** START Provided data **
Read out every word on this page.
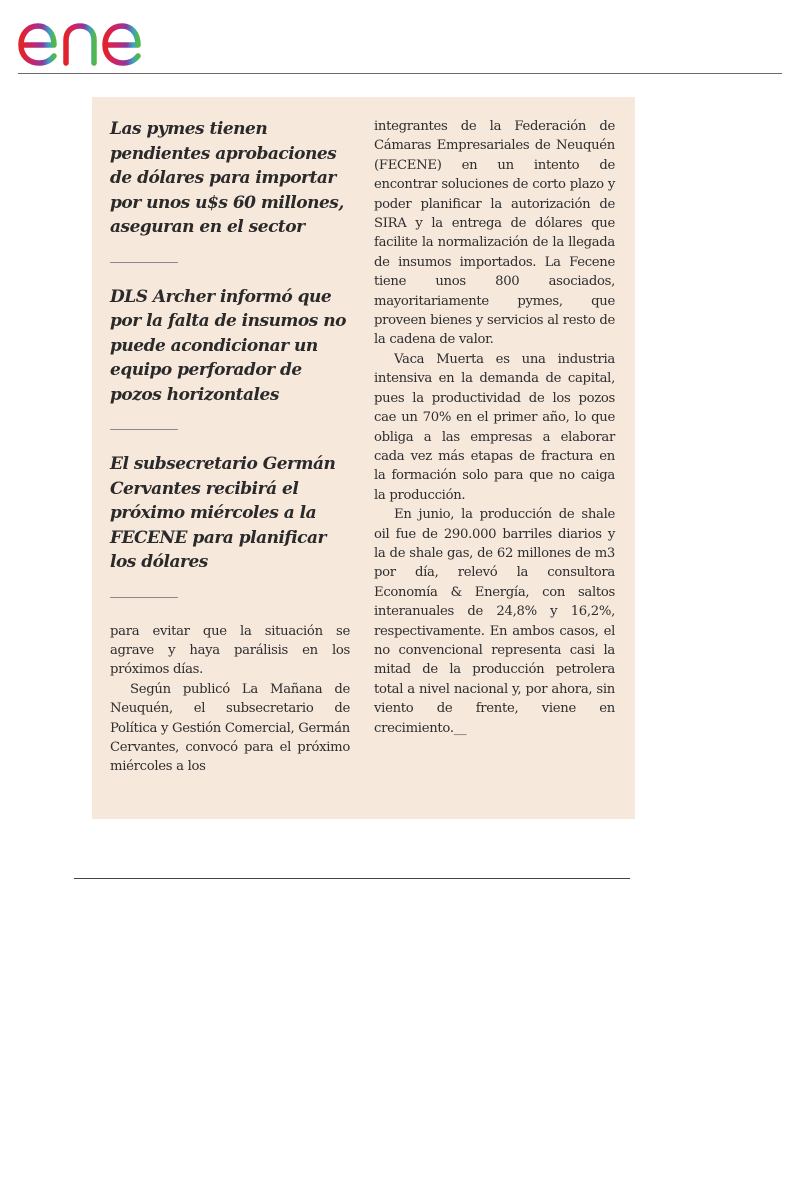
Las pymes tienen pendientes aprobaciones de dólares para importar por unos u$s 60 millones, aseguran en el sector

DLS Archer informó que por la falta de insumos no puede acondicionar un equipo perforador de pozos horizontales

El subsecretario Germán Cervantes recibirá el próximo miércoles a la FECENE para planificar los dólares

para evitar que la situación se agrave y haya parálisis en los próximos días.

Según publicó La Mañana de Neuquén, el subsecretario de Política y Gestión Comercial, Germán Cervantes, convocó para el próximo miércoles a los

integrantes de la Federación de Cámaras Empresariales de Neuquén (FECENE) en un intento de encontrar soluciones de corto plazo y poder planificar la autorización de SIRA y la entrega de dólares que facilite la normalización de la llegada de insumos importados. La Fecene tiene unos 800 asociados, mayoritariamente pymes, que proveen bienes y servicios al resto de la cadena de valor.

Vaca Muerta es una industria intensiva en la demanda de capital, pues la productividad de los pozos cae un 70% en el primer año, lo que obliga a las empresas a elaborar cada vez más etapas de fractura en la formación solo para que no caiga la producción.

En junio, la producción de shale oil fue de 290.000 barriles diarios y la de shale gas, de 62 millones de m3 por día, relevó la consultora Economía & Energía, con saltos interanuales de 24,8% y 16,2%, respectivamente. En ambos casos, el no convencional representa casi la mitad de la producción petrolera total a nivel nacional y, por ahora, sin viento de frente, viene en crecimiento.__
** END Provided data **
> _Your instructions_: Write out every line above exactly as it is, leaving out the pictures.

> _Finished exercise_:
Read out every word on this page.
Las pymes tienen pendientes aprobaciones de dólares para importar por unos u$s 60 millones, aseguran en el sector

DLS Archer informó que por la falta de insumos no puede acondicionar un equipo perforador de pozos horizontales

El subsecretario Germán Cervantes recibirá el próximo miércoles a la FECENE para planificar los dólares

para evitar que la situación se agrave y haya parálisis en los próximos días.

Según publicó La Mañana de Neuquén, el subsecretario de Política y Gestión Comercial, Germán Cervantes, convocó para el próximo miércoles a los

integrantes de la Federación de Cámaras Empresariales de Neuquén (FECENE) en un intento de encontrar soluciones de corto plazo y poder planificar la autorización de SIRA y la entrega de dólares que facilite la normalización de la llegada de insumos importados. La Fecene tiene unos 800 asociados, mayoritariamente pymes, que proveen bienes y servicios al resto de la cadena de valor.

Vaca Muerta es una industria intensiva en la demanda de capital, pues la productividad de los pozos cae un 70% en el primer año, lo que obliga a las empresas a elaborar cada vez más etapas de fractura en la formación solo para que no caiga la producción.

En junio, la producción de shale oil fue de 290.000 barriles diarios y la de shale gas, de 62 millones de m3 por día, relevó la consultora Economía & Energía, con saltos interanuales de 24,8% y 16,2%, respectivamente. En ambos casos, el no convencional representa casi la mitad de la producción petrolera total a nivel nacional y, por ahora, sin viento de frente, viene en crecimiento.__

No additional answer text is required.